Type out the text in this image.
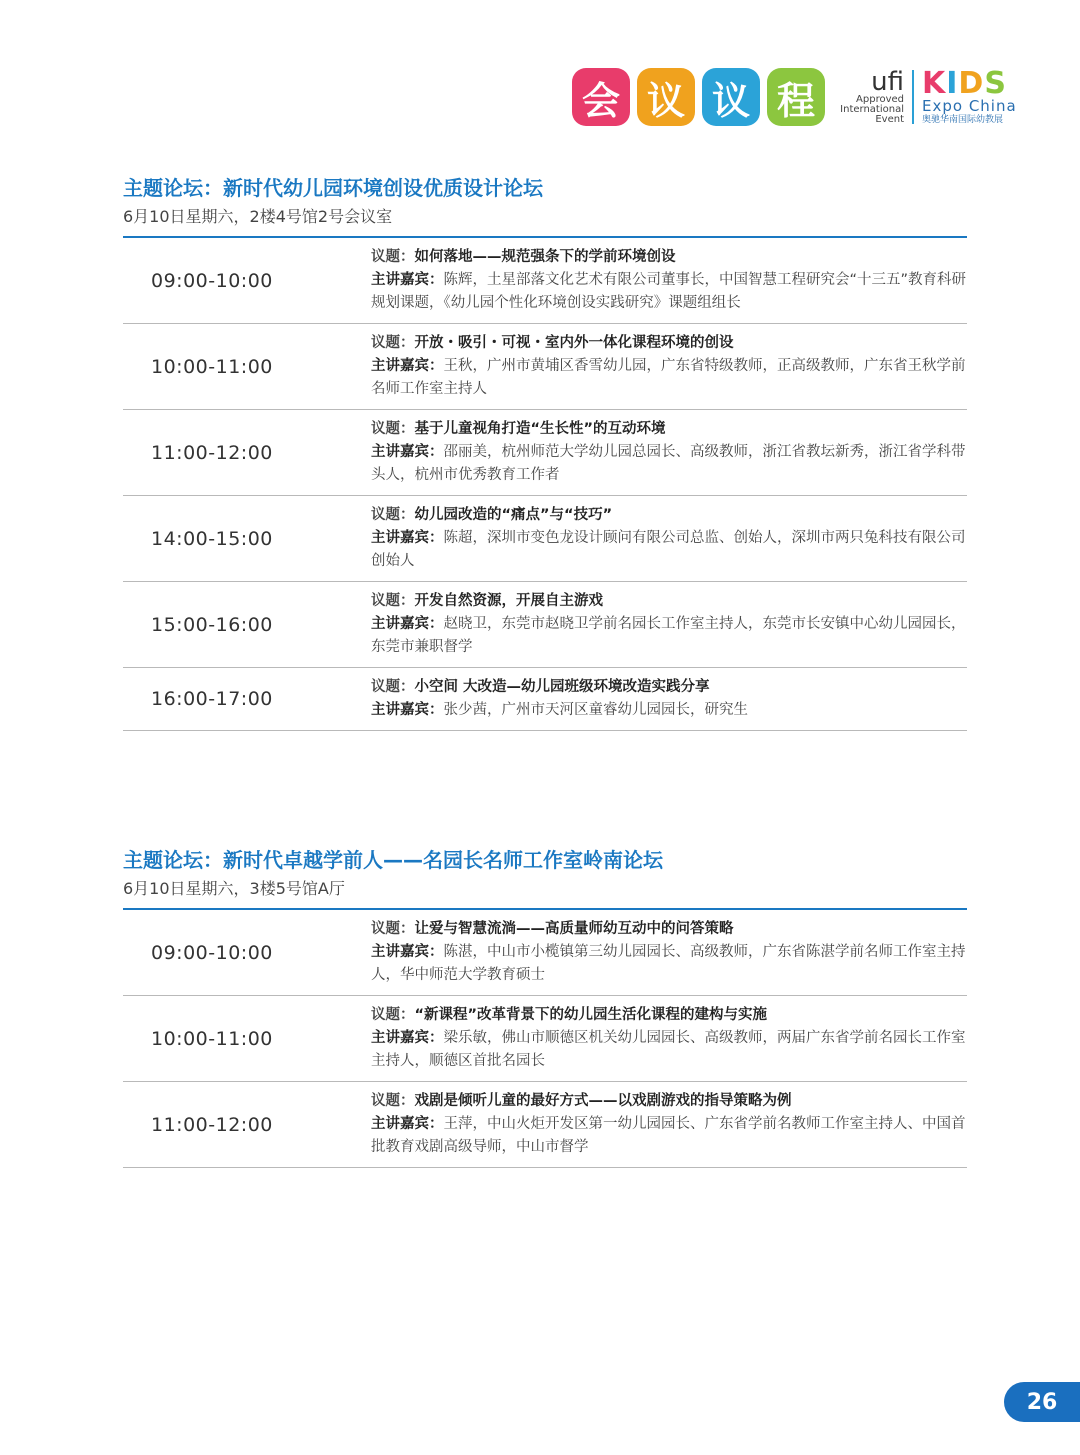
会 议 议 程	ufi
Approved
International
Event
KIDS
Expo China
奥驰华南国际幼教展
主题论坛：新时代幼儿园环境创设优质设计论坛
6月10日星期六，2楼4号馆2号会议室
09:00-10:00
议题：如何落地——规范强条下的学前环境创设
主讲嘉宾：陈辉，土星部落文化艺术有限公司董事长，中国智慧工程研究会“十三五”教育科研规划课题，《幼儿园个性化环境创设实践研究》课题组组长
10:00-11:00
议题：开放・吸引・可视・室内外一体化课程环境的创设
主讲嘉宾：王秋，广州市黄埔区香雪幼儿园，广东省特级教师，正高级教师，广东省王秋学前名师工作室主持人
11:00-12:00
议题：基于儿童视角打造“生长性”的互动环境
主讲嘉宾：邵丽美，杭州师范大学幼儿园总园长、高级教师，浙江省教坛新秀，浙江省学科带头人，杭州市优秀教育工作者
14:00-15:00
议题：幼儿园改造的“痛点”与“技巧”
主讲嘉宾：陈超，深圳市变色龙设计顾问有限公司总监、创始人，深圳市两只兔科技有限公司创始人
15:00-16:00
议题：开发自然资源，开展自主游戏
主讲嘉宾：赵晓卫，东莞市赵晓卫学前名园长工作室主持人，东莞市长安镇中心幼儿园园长，东莞市兼职督学
16:00-17:00
议题：小空间 大改造—幼儿园班级环境改造实践分享
主讲嘉宾：张少茜，广州市天河区童睿幼儿园园长，研究生
主题论坛：新时代卓越学前人——名园长名师工作室岭南论坛
6月10日星期六，3楼5号馆A厅
09:00-10:00
议题：让爱与智慧流淌——高质量师幼互动中的问答策略
主讲嘉宾：陈湛，中山市小榄镇第三幼儿园园长、高级教师，广东省陈湛学前名师工作室主持人，华中师范大学教育硕士
10:00-11:00
议题：“新课程”改革背景下的幼儿园生活化课程的建构与实施
主讲嘉宾：梁乐敏，佛山市顺德区机关幼儿园园长、高级教师，两届广东省学前名园长工作室主持人，顺德区首批名园长
11:00-12:00
议题：戏剧是倾听儿童的最好方式——以戏剧游戏的指导策略为例
主讲嘉宾：王萍，中山火炬开发区第一幼儿园园长、广东省学前名教师工作室主持人、中国首批教育戏剧高级导师，中山市督学
26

• [Description of the task] Repeat the data above exactly, but not the pictures.

• [Finished exercise]
Type out the text in this image.
会 议 议 程	ufi
Approved
International
Event
KIDS
Expo China
奥驰华南国际幼教展
主题论坛：新时代幼儿园环境创设优质设计论坛
6月10日星期六，2楼4号馆2号会议室
09:00-10:00
议题：如何落地——规范强条下的学前环境创设
主讲嘉宾：陈辉，土星部落文化艺术有限公司董事长，中国智慧工程研究会“十三五”教育科研规划课题，《幼儿园个性化环境创设实践研究》课题组组长
10:00-11:00
议题：开放・吸引・可视・室内外一体化课程环境的创设
主讲嘉宾：王秋，广州市黄埔区香雪幼儿园，广东省特级教师，正高级教师，广东省王秋学前名师工作室主持人
11:00-12:00
议题：基于儿童视角打造“生长性”的互动环境
主讲嘉宾：邵丽美，杭州师范大学幼儿园总园长、高级教师，浙江省教坛新秀，浙江省学科带头人，杭州市优秀教育工作者
14:00-15:00
议题：幼儿园改造的“痛点”与“技巧”
主讲嘉宾：陈超，深圳市变色龙设计顾问有限公司总监、创始人，深圳市两只兔科技有限公司创始人
15:00-16:00
议题：开发自然资源，开展自主游戏
主讲嘉宾：赵晓卫，东莞市赵晓卫学前名园长工作室主持人，东莞市长安镇中心幼儿园园长，东莞市兼职督学
16:00-17:00
议题：小空间 大改造—幼儿园班级环境改造实践分享
主讲嘉宾：张少茜，广州市天河区童睿幼儿园园长，研究生
主题论坛：新时代卓越学前人——名园长名师工作室岭南论坛
6月10日星期六，3楼5号馆A厅
09:00-10:00
议题：让爱与智慧流淌——高质量师幼互动中的问答策略
主讲嘉宾：陈湛，中山市小榄镇第三幼儿园园长、高级教师，广东省陈湛学前名师工作室主持人，华中师范大学教育硕士
10:00-11:00
议题：“新课程”改革背景下的幼儿园生活化课程的建构与实施
主讲嘉宾：梁乐敏，佛山市顺德区机关幼儿园园长、高级教师，两届广东省学前名园长工作室主持人，顺德区首批名园长
11:00-12:00
议题：戏剧是倾听儿童的最好方式——以戏剧游戏的指导策略为例
主讲嘉宾：王萍，中山火炬开发区第一幼儿园园长、广东省学前名教师工作室主持人、中国首批教育戏剧高级导师，中山市督学
26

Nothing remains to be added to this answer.